What you should do.
Print the data exactly, leaving nothing out.

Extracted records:

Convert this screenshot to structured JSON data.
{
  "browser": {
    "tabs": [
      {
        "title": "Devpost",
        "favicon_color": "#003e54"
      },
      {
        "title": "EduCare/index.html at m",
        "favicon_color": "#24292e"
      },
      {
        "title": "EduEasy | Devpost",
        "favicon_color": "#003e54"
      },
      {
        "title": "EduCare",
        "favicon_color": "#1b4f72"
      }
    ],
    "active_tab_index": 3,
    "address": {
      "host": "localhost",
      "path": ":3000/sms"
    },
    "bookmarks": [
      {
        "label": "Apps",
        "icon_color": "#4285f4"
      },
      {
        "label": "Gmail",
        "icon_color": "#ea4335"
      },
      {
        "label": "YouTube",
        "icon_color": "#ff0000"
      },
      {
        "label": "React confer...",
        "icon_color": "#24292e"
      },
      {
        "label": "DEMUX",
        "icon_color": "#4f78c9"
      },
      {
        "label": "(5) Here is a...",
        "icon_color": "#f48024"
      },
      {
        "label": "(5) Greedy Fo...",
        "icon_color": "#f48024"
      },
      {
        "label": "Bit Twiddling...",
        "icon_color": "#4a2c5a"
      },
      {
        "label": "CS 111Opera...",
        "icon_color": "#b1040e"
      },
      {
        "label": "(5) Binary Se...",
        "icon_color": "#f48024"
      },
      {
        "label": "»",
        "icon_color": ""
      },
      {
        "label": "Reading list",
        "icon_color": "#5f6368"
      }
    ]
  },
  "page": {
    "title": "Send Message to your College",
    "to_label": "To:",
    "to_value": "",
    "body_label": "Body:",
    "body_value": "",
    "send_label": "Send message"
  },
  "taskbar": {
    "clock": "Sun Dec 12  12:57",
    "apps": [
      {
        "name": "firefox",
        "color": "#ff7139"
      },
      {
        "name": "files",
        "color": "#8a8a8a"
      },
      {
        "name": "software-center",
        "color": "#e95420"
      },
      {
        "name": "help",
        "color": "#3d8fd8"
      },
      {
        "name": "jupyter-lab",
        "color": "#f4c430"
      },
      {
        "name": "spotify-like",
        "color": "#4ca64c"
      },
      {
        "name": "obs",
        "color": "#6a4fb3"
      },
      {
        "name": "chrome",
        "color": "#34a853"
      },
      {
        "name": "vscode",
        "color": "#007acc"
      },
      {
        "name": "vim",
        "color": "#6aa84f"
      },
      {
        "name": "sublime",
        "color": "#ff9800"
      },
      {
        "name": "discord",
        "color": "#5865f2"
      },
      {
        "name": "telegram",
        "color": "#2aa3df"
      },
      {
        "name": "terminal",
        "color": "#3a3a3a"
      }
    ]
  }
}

Finished answer.
Convert this screenshot to structured JSON data.
{
  "browser": {
    "tabs": [
      {
        "title": "Devpost",
        "favicon_color": "#003e54"
      },
      {
        "title": "EduCare/index.html at m",
        "favicon_color": "#24292e"
      },
      {
        "title": "EduEasy | Devpost",
        "favicon_color": "#003e54"
      },
      {
        "title": "EduCare",
        "favicon_color": "#1b4f72"
      }
    ],
    "active_tab_index": 3,
    "address": {
      "host": "localhost",
      "path": ":3000/sms"
    },
    "bookmarks": [
      {
        "label": "Apps",
        "icon_color": "#4285f4"
      },
      {
        "label": "Gmail",
        "icon_color": "#ea4335"
      },
      {
        "label": "YouTube",
        "icon_color": "#ff0000"
      },
      {
        "label": "React confer...",
        "icon_color": "#24292e"
      },
      {
        "label": "DEMUX",
        "icon_color": "#4f78c9"
      },
      {
        "label": "(5) Here is a...",
        "icon_color": "#f48024"
      },
      {
        "label": "(5) Greedy Fo...",
        "icon_color": "#f48024"
      },
      {
        "label": "Bit Twiddling...",
        "icon_color": "#4a2c5a"
      },
      {
        "label": "CS 111Opera...",
        "icon_color": "#b1040e"
      },
      {
        "label": "(5) Binary Se...",
        "icon_color": "#f48024"
      },
      {
        "label": "»",
        "icon_color": ""
      },
      {
        "label": "Reading list",
        "icon_color": "#5f6368"
      }
    ]
  },
  "page": {
    "title": "Send Message to your College",
    "to_label": "To:",
    "to_value": "",
    "body_label": "Body:",
    "body_value": "",
    "send_label": "Send message"
  },
  "taskbar": {
    "clock": "Sun Dec 12  12:57",
    "apps": [
      {
        "name": "firefox",
        "color": "#ff7139"
      },
      {
        "name": "files",
        "color": "#8a8a8a"
      },
      {
        "name": "software-center",
        "color": "#e95420"
      },
      {
        "name": "help",
        "color": "#3d8fd8"
      },
      {
        "name": "jupyter-lab",
        "color": "#f4c430"
      },
      {
        "name": "spotify-like",
        "color": "#4ca64c"
      },
      {
        "name": "obs",
        "color": "#6a4fb3"
      },
      {
        "name": "chrome",
        "color": "#34a853"
      },
      {
        "name": "vscode",
        "color": "#007acc"
      },
      {
        "name": "vim",
        "color": "#6aa84f"
      },
      {
        "name": "sublime",
        "color": "#ff9800"
      },
      {
        "name": "discord",
        "color": "#5865f2"
      },
      {
        "name": "telegram",
        "color": "#2aa3df"
      },
      {
        "name": "terminal",
        "color": "#3a3a3a"
      }
    ]
  }
}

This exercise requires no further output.